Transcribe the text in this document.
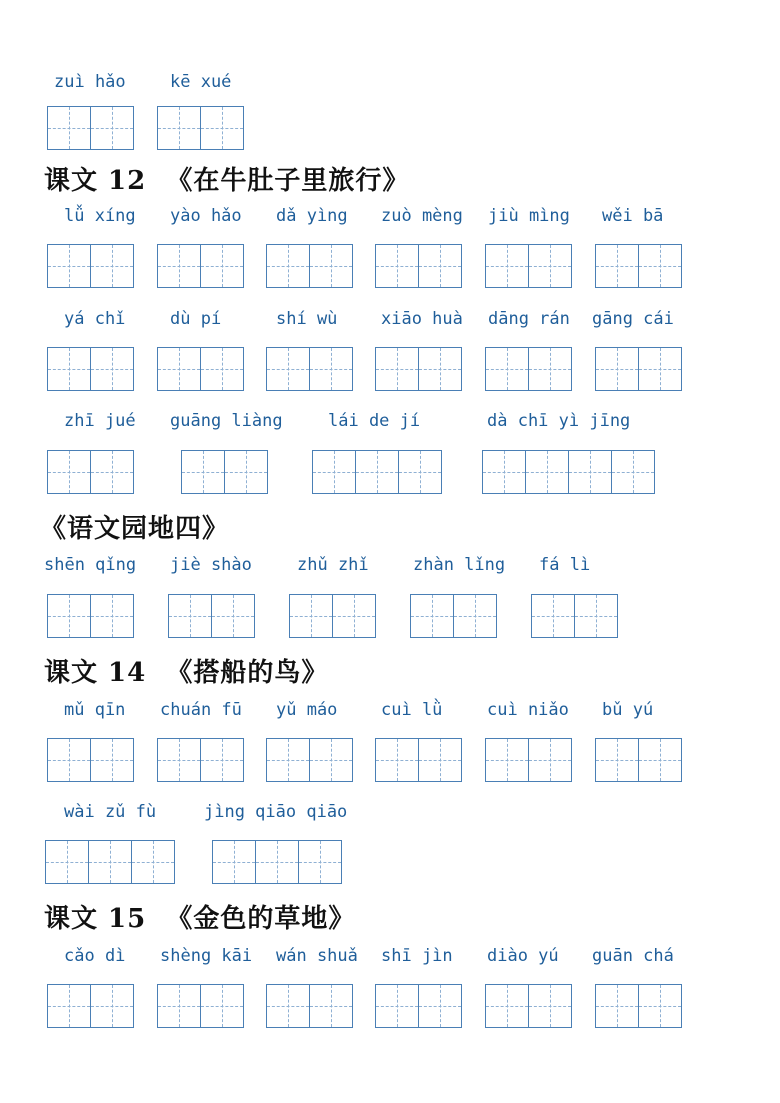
zuì hǎo	kē xué
课文 12  《在牛肚子里旅行》
lǚ xíng yào hǎo dǎ yìng zuò mèng jiù mìng wěi bā
yá chǐ	dù pí	shí wù	xiāo huà dāng rán gāng cái
zhī jué guāng liàng	lái de jí	dà chī yì jīng
《语文园地四》
shēn qǐng jiè shào	zhǔ zhǐ	zhàn lǐng fá lì
课文 14  《搭船的鸟》
mǔ qīn chuán fū yǔ máo	cuì lǜ	cuì niǎo bǔ yú
wài zǔ fù	jìng qiāo qiāo
课文 15  《金色的草地》
cǎo dì shèng kāi wán shuǎ shī jìn diào yú guān chá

- [Instructions to follow]: Reproduce the material word for word, minus the images.

- [The output]:
Transcribe the text in this document.
zuì hǎo	kē xué
课文 12  《在牛肚子里旅行》
lǚ xíng yào hǎo dǎ yìng zuò mèng jiù mìng wěi bā
yá chǐ	dù pí	shí wù	xiāo huà dāng rán gāng cái
zhī jué guāng liàng	lái de jí	dà chī yì jīng
《语文园地四》
shēn qǐng jiè shào	zhǔ zhǐ	zhàn lǐng fá lì
课文 14  《搭船的鸟》
mǔ qīn chuán fū yǔ máo	cuì lǜ	cuì niǎo bǔ yú
wài zǔ fù	jìng qiāo qiāo
课文 15  《金色的草地》
cǎo dì shèng kāi wán shuǎ shī jìn diào yú guān chá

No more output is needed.